Could you copy all the material below word for word, leaving out the pictures?

[Extracted records]

::::

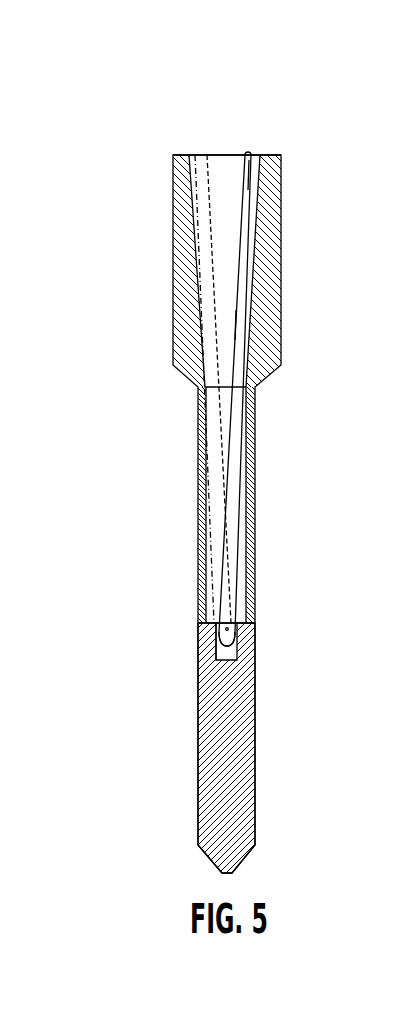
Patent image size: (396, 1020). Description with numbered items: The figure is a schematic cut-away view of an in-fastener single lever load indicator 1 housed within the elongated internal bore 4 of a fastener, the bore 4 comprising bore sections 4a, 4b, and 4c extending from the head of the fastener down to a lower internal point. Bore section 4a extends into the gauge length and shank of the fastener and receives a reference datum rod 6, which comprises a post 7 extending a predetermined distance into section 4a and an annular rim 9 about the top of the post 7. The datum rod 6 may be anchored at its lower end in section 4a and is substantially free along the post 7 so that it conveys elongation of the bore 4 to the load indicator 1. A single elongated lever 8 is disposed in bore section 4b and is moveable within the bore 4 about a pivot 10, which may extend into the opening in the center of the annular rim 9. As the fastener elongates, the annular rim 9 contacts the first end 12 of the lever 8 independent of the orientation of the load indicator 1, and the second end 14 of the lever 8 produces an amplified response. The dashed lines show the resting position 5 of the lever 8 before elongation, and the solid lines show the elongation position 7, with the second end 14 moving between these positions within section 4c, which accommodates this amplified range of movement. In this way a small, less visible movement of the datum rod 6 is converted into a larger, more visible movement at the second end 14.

The in-fastener single lever load indicator 1 is at (136, 102).
The elongated internal bore 4 is at (185, 368).
The bore section 4a is at (205, 773).
The bore section 4b is at (203, 500).
The bore section 4c is at (181, 279).
The resting position 5 is at (197, 152).
The reference datum rod 6 is at (247, 695).
The elongation position 7 is at (250, 150).
The single elongated lever 8 is at (242, 327).
The annular rim 9 is at (199, 639).
The pivot 10 is at (238, 634).
The first end 12 is at (240, 620).
The second end 14 is at (252, 164).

::::

Problem solution:
Patent image size: (396, 1020). Description with numbered items: The figure is a schematic cut-away view of an in-fastener single lever load indicator 1 housed within the elongated internal bore 4 of a fastener, the bore 4 comprising bore sections 4a, 4b, and 4c extending from the head of the fastener down to a lower internal point. Bore section 4a extends into the gauge length and shank of the fastener and receives a reference datum rod 6, which comprises a post 7 extending a predetermined distance into section 4a and an annular rim 9 about the top of the post 7. The datum rod 6 may be anchored at its lower end in section 4a and is substantially free along the post 7 so that it conveys elongation of the bore 4 to the load indicator 1. A single elongated lever 8 is disposed in bore section 4b and is moveable within the bore 4 about a pivot 10, which may extend into the opening in the center of the annular rim 9. As the fastener elongates, the annular rim 9 contacts the first end 12 of the lever 8 independent of the orientation of the load indicator 1, and the second end 14 of the lever 8 produces an amplified response. The dashed lines show the resting position 5 of the lever 8 before elongation, and the solid lines show the elongation position 7, with the second end 14 moving between these positions within section 4c, which accommodates this amplified range of movement. In this way a small, less visible movement of the datum rod 6 is converted into a larger, more visible movement at the second end 14.

The in-fastener single lever load indicator 1 is at (136, 102).
The elongated internal bore 4 is at (185, 368).
The bore section 4a is at (205, 773).
The bore section 4b is at (203, 500).
The bore section 4c is at (181, 279).
The resting position 5 is at (197, 152).
The reference datum rod 6 is at (247, 695).
The elongation position 7 is at (250, 150).
The single elongated lever 8 is at (242, 327).
The annular rim 9 is at (199, 639).
The pivot 10 is at (238, 634).
The first end 12 is at (240, 620).
The second end 14 is at (252, 164).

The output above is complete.